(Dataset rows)
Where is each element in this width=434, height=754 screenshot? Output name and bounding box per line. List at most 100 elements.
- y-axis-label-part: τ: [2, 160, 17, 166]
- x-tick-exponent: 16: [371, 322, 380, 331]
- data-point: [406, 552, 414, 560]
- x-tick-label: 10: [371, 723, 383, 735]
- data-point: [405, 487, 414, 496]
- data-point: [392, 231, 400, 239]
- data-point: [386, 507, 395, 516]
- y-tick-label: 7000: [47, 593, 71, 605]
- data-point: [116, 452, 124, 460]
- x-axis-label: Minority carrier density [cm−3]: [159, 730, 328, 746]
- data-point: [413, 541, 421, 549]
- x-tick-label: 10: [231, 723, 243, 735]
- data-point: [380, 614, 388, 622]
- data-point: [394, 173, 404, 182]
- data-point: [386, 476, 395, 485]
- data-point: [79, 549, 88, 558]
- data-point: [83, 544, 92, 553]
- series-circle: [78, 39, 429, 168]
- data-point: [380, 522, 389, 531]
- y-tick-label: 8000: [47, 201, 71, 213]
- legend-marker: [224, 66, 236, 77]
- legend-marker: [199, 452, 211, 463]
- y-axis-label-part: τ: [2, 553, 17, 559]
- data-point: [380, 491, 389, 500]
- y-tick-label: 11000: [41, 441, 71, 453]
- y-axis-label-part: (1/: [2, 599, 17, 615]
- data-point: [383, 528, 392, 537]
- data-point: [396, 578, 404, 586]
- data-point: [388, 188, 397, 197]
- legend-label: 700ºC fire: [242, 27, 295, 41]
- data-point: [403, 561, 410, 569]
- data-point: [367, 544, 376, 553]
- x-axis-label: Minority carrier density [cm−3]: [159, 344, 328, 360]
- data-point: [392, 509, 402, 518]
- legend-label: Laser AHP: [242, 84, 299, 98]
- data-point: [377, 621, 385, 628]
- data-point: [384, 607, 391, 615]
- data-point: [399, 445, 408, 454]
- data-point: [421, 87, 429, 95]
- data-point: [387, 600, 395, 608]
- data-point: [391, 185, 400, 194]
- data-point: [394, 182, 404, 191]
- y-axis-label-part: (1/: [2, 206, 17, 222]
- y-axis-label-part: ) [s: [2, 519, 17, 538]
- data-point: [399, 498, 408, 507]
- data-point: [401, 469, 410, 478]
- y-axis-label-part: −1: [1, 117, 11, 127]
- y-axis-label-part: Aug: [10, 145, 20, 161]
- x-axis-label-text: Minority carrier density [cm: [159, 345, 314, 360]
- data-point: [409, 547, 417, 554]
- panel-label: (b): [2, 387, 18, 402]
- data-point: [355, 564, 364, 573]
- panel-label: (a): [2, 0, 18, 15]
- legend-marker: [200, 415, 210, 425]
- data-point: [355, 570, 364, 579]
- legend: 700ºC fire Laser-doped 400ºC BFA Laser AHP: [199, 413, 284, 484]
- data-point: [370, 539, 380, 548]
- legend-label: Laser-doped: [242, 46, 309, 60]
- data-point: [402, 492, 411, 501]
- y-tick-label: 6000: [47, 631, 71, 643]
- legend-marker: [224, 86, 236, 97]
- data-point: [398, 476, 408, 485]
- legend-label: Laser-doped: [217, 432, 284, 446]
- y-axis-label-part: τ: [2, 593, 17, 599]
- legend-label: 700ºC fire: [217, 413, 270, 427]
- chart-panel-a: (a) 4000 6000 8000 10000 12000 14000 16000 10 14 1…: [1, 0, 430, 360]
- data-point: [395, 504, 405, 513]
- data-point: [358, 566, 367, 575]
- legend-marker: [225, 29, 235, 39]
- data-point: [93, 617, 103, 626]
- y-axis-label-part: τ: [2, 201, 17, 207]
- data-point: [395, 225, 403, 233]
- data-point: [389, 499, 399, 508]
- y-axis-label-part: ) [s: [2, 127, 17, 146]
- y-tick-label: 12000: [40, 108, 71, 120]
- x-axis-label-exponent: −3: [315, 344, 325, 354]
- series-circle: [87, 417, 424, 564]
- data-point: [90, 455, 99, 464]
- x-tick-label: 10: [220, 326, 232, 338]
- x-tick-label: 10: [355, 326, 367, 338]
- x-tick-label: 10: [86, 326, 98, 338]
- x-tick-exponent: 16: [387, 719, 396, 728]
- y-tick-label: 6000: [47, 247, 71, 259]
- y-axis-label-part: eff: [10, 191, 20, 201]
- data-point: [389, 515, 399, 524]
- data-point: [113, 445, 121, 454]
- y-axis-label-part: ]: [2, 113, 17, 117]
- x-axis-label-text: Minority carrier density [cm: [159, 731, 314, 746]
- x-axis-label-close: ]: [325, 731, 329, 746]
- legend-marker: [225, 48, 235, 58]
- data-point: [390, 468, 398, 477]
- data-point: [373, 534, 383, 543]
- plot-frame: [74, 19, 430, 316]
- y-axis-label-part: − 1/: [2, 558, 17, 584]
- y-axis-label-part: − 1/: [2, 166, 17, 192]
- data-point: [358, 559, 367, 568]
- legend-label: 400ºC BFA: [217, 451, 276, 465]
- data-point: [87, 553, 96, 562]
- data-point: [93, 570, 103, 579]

WHAT YOU WILL DO: Rewrite the records above, renaming every "data-point" to "data-marker" and leaving all other text unchanged.

FULL RESPONSE:
Where is each element in this width=434, height=754 screenshot? Output name and bounding box per line. List at most 100 elements.
- y-axis-label-part: τ: [2, 160, 17, 166]
- x-tick-exponent: 16: [371, 322, 380, 331]
- data-marker: [406, 552, 414, 560]
- x-tick-label: 10: [371, 723, 383, 735]
- data-marker: [405, 487, 414, 496]
- data-marker: [392, 231, 400, 239]
- data-marker: [386, 507, 395, 516]
- y-tick-label: 7000: [47, 593, 71, 605]
- data-marker: [116, 452, 124, 460]
- x-axis-label: Minority carrier density [cm−3]: [159, 730, 328, 746]
- data-marker: [413, 541, 421, 549]
- x-tick-label: 10: [231, 723, 243, 735]
- data-marker: [380, 614, 388, 622]
- data-marker: [394, 173, 404, 182]
- data-marker: [386, 476, 395, 485]
- data-marker: [79, 549, 88, 558]
- data-marker: [83, 544, 92, 553]
- series-circle: [78, 39, 429, 168]
- data-marker: [380, 522, 389, 531]
- y-tick-label: 8000: [47, 201, 71, 213]
- legend-marker: [224, 66, 236, 77]
- legend-marker: [199, 452, 211, 463]
- y-axis-label-part: τ: [2, 553, 17, 559]
- data-marker: [380, 491, 389, 500]
- y-tick-label: 11000: [41, 441, 71, 453]
- y-axis-label-part: (1/: [2, 599, 17, 615]
- data-marker: [383, 528, 392, 537]
- data-marker: [396, 578, 404, 586]
- data-marker: [388, 188, 397, 197]
- legend-label: 700ºC fire: [242, 27, 295, 41]
- data-marker: [403, 561, 410, 569]
- data-marker: [367, 544, 376, 553]
- x-axis-label: Minority carrier density [cm−3]: [159, 344, 328, 360]
- data-marker: [392, 509, 402, 518]
- legend-label: Laser AHP: [242, 84, 299, 98]
- data-marker: [377, 621, 385, 628]
- data-marker: [384, 607, 391, 615]
- data-marker: [399, 445, 408, 454]
- data-marker: [421, 87, 429, 95]
- data-marker: [387, 600, 395, 608]
- data-marker: [391, 185, 400, 194]
- data-marker: [394, 182, 404, 191]
- y-axis-label-part: (1/: [2, 206, 17, 222]
- y-axis-label-part: ) [s: [2, 519, 17, 538]
- data-marker: [399, 498, 408, 507]
- data-marker: [401, 469, 410, 478]
- y-axis-label-part: −1: [1, 117, 11, 127]
- y-axis-label-part: Aug: [10, 145, 20, 161]
- x-axis-label-text: Minority carrier density [cm: [159, 345, 314, 360]
- data-marker: [409, 547, 417, 554]
- panel-label: (b): [2, 387, 18, 402]
- data-marker: [355, 564, 364, 573]
- panel-label: (a): [2, 0, 18, 15]
- legend-marker: [200, 415, 210, 425]
- data-marker: [355, 570, 364, 579]
- legend: 700ºC fire Laser-doped 400ºC BFA Laser AHP: [199, 413, 284, 484]
- data-marker: [370, 539, 380, 548]
- legend-label: Laser-doped: [242, 46, 309, 60]
- data-marker: [402, 492, 411, 501]
- y-tick-label: 6000: [47, 631, 71, 643]
- legend-marker: [224, 86, 236, 97]
- data-marker: [398, 476, 408, 485]
- legend-label: Laser-doped: [217, 432, 284, 446]
- y-axis-label-part: τ: [2, 593, 17, 599]
- legend-label: 700ºC fire: [217, 413, 270, 427]
- chart-panel-a: (a) 4000 6000 8000 10000 12000 14000 16000 10 14 1…: [1, 0, 430, 360]
- data-marker: [395, 504, 405, 513]
- data-marker: [358, 566, 367, 575]
- legend-marker: [225, 29, 235, 39]
- data-marker: [93, 617, 103, 626]
- y-axis-label-part: τ: [2, 201, 17, 207]
- data-marker: [395, 225, 403, 233]
- data-marker: [389, 499, 399, 508]
- y-axis-label-part: ) [s: [2, 127, 17, 146]
- y-tick-label: 12000: [40, 108, 71, 120]
- x-axis-label-exponent: −3: [315, 344, 325, 354]
- series-circle: [87, 417, 424, 564]
- data-marker: [90, 455, 99, 464]
- x-tick-label: 10: [220, 326, 232, 338]
- x-tick-label: 10: [355, 326, 367, 338]
- x-tick-label: 10: [86, 326, 98, 338]
- x-tick-exponent: 16: [387, 719, 396, 728]
- y-tick-label: 6000: [47, 247, 71, 259]
- y-axis-label-part: eff: [10, 191, 20, 201]
- data-marker: [389, 515, 399, 524]
- data-marker: [113, 445, 121, 454]
- y-axis-label-part: ]: [2, 113, 17, 117]
- x-axis-label-text: Minority carrier density [cm: [159, 731, 314, 746]
- x-axis-label-close: ]: [325, 731, 329, 746]
- legend-marker: [225, 48, 235, 58]
- data-marker: [390, 468, 398, 477]
- data-marker: [373, 534, 383, 543]
- plot-frame: [74, 19, 430, 316]
- y-axis-label-part: − 1/: [2, 558, 17, 584]
- y-axis-label-part: − 1/: [2, 166, 17, 192]
- data-marker: [358, 559, 367, 568]
- legend-label: 400ºC BFA: [217, 451, 276, 465]
- data-marker: [87, 553, 96, 562]
- data-marker: [93, 570, 103, 579]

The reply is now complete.